» **WORK REQUEST**
An exact copy of the data is required, with no pictures in it.

» **INPUT**
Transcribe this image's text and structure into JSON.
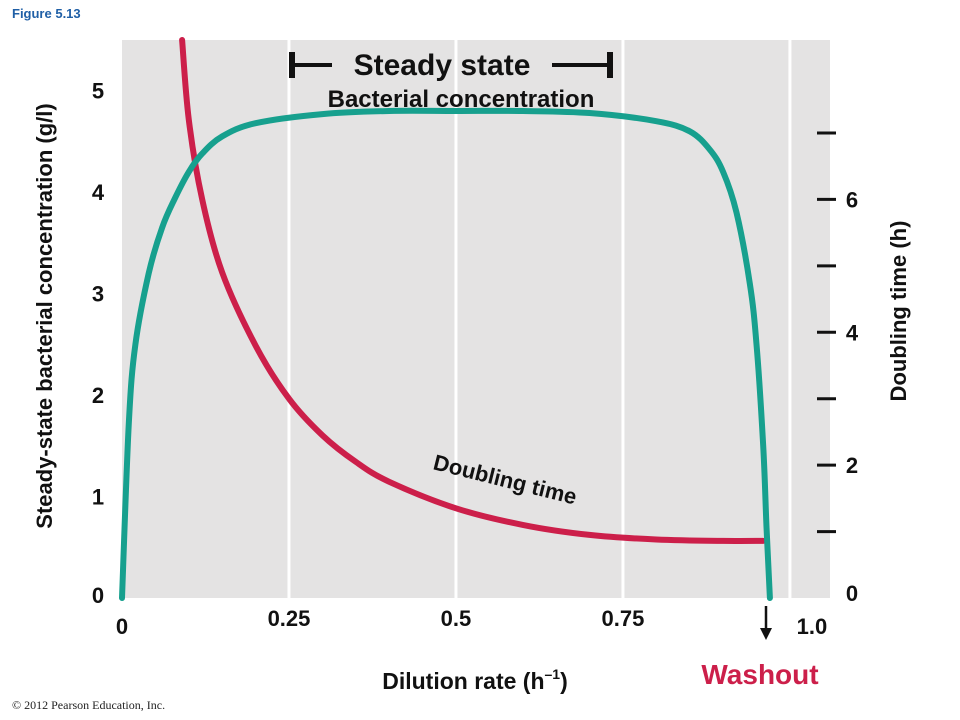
{
  "figure_label": "Figure 5.13",
  "copyright": "© 2012 Pearson Education, Inc.",
  "chart_data": {
    "type": "line",
    "title": "",
    "xlabel": "Dilution rate (h",
    "xlabel_sup": "–1",
    "xlabel_close": ")",
    "x_ticks": [
      {
        "value": 0,
        "label": "0"
      },
      {
        "value": 0.25,
        "label": "0.25"
      },
      {
        "value": 0.5,
        "label": "0.5"
      },
      {
        "value": 0.75,
        "label": "0.75"
      },
      {
        "value": 1.0,
        "label": "1.0"
      }
    ],
    "xlim": [
      0,
      1.06
    ],
    "y_left": {
      "label": "Steady-state bacterial concentration (g/l)",
      "lim": [
        0,
        5.5
      ],
      "ticks": [
        {
          "value": 0,
          "label": "0"
        },
        {
          "value": 1,
          "label": "1"
        },
        {
          "value": 2,
          "label": "2"
        },
        {
          "value": 3,
          "label": "3"
        },
        {
          "value": 4,
          "label": "4"
        },
        {
          "value": 5,
          "label": "5"
        }
      ]
    },
    "y_right": {
      "label": "Doubling time (h)",
      "lim": [
        0,
        8.4
      ],
      "ticks": [
        {
          "value": 0,
          "label": "0"
        },
        {
          "value": 2,
          "label": "2"
        },
        {
          "value": 4,
          "label": "4"
        },
        {
          "value": 6,
          "label": "6"
        }
      ],
      "minor_ticks": [
        1,
        2,
        3,
        4,
        5,
        6,
        7
      ]
    },
    "grid": "vertical",
    "series": [
      {
        "name": "Bacterial concentration",
        "axis": "left",
        "color": "#17a08e",
        "x": [
          0.0,
          0.01,
          0.02,
          0.04,
          0.06,
          0.08,
          0.1,
          0.12,
          0.15,
          0.2,
          0.3,
          0.4,
          0.5,
          0.6,
          0.7,
          0.8,
          0.85,
          0.88,
          0.9,
          0.92,
          0.94,
          0.95,
          0.96,
          0.965,
          0.97
        ],
        "y": [
          0.0,
          1.7,
          2.5,
          3.2,
          3.65,
          3.95,
          4.2,
          4.38,
          4.55,
          4.68,
          4.77,
          4.8,
          4.8,
          4.8,
          4.78,
          4.7,
          4.6,
          4.42,
          4.2,
          3.8,
          3.1,
          2.5,
          1.5,
          0.7,
          0.0
        ]
      },
      {
        "name": "Doubling time",
        "axis": "right",
        "color": "#cc1f4a",
        "x": [
          0.09,
          0.1,
          0.12,
          0.15,
          0.2,
          0.25,
          0.3,
          0.35,
          0.4,
          0.5,
          0.6,
          0.7,
          0.8,
          0.9,
          0.96
        ],
        "y": [
          8.4,
          7.2,
          6.0,
          4.9,
          3.8,
          3.0,
          2.45,
          2.05,
          1.75,
          1.35,
          1.1,
          0.95,
          0.88,
          0.86,
          0.86
        ]
      }
    ],
    "annotations": {
      "steady_state": "Steady state",
      "bacterial_concentration": "Bacterial concentration",
      "doubling_time": "Doubling time",
      "washout": "Washout"
    },
    "colors": {
      "plot_background": "#e4e3e3",
      "grid": "#ffffff",
      "washout": "#cc1f4a"
    }
  }
}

» **ANSWER FOR THE TASK**
Transcribe this image's text and structure into JSON.
{
  "figure_label": "Figure 5.13",
  "copyright": "© 2012 Pearson Education, Inc.",
  "chart_data": {
    "type": "line",
    "title": "",
    "xlabel": "Dilution rate (h",
    "xlabel_sup": "–1",
    "xlabel_close": ")",
    "x_ticks": [
      {
        "value": 0,
        "label": "0"
      },
      {
        "value": 0.25,
        "label": "0.25"
      },
      {
        "value": 0.5,
        "label": "0.5"
      },
      {
        "value": 0.75,
        "label": "0.75"
      },
      {
        "value": 1.0,
        "label": "1.0"
      }
    ],
    "xlim": [
      0,
      1.06
    ],
    "y_left": {
      "label": "Steady-state bacterial concentration (g/l)",
      "lim": [
        0,
        5.5
      ],
      "ticks": [
        {
          "value": 0,
          "label": "0"
        },
        {
          "value": 1,
          "label": "1"
        },
        {
          "value": 2,
          "label": "2"
        },
        {
          "value": 3,
          "label": "3"
        },
        {
          "value": 4,
          "label": "4"
        },
        {
          "value": 5,
          "label": "5"
        }
      ]
    },
    "y_right": {
      "label": "Doubling time (h)",
      "lim": [
        0,
        8.4
      ],
      "ticks": [
        {
          "value": 0,
          "label": "0"
        },
        {
          "value": 2,
          "label": "2"
        },
        {
          "value": 4,
          "label": "4"
        },
        {
          "value": 6,
          "label": "6"
        }
      ],
      "minor_ticks": [
        1,
        2,
        3,
        4,
        5,
        6,
        7
      ]
    },
    "grid": "vertical",
    "series": [
      {
        "name": "Bacterial concentration",
        "axis": "left",
        "color": "#17a08e",
        "x": [
          0.0,
          0.01,
          0.02,
          0.04,
          0.06,
          0.08,
          0.1,
          0.12,
          0.15,
          0.2,
          0.3,
          0.4,
          0.5,
          0.6,
          0.7,
          0.8,
          0.85,
          0.88,
          0.9,
          0.92,
          0.94,
          0.95,
          0.96,
          0.965,
          0.97
        ],
        "y": [
          0.0,
          1.7,
          2.5,
          3.2,
          3.65,
          3.95,
          4.2,
          4.38,
          4.55,
          4.68,
          4.77,
          4.8,
          4.8,
          4.8,
          4.78,
          4.7,
          4.6,
          4.42,
          4.2,
          3.8,
          3.1,
          2.5,
          1.5,
          0.7,
          0.0
        ]
      },
      {
        "name": "Doubling time",
        "axis": "right",
        "color": "#cc1f4a",
        "x": [
          0.09,
          0.1,
          0.12,
          0.15,
          0.2,
          0.25,
          0.3,
          0.35,
          0.4,
          0.5,
          0.6,
          0.7,
          0.8,
          0.9,
          0.96
        ],
        "y": [
          8.4,
          7.2,
          6.0,
          4.9,
          3.8,
          3.0,
          2.45,
          2.05,
          1.75,
          1.35,
          1.1,
          0.95,
          0.88,
          0.86,
          0.86
        ]
      }
    ],
    "annotations": {
      "steady_state": "Steady state",
      "bacterial_concentration": "Bacterial concentration",
      "doubling_time": "Doubling time",
      "washout": "Washout"
    },
    "colors": {
      "plot_background": "#e4e3e3",
      "grid": "#ffffff",
      "washout": "#cc1f4a"
    }
  }
}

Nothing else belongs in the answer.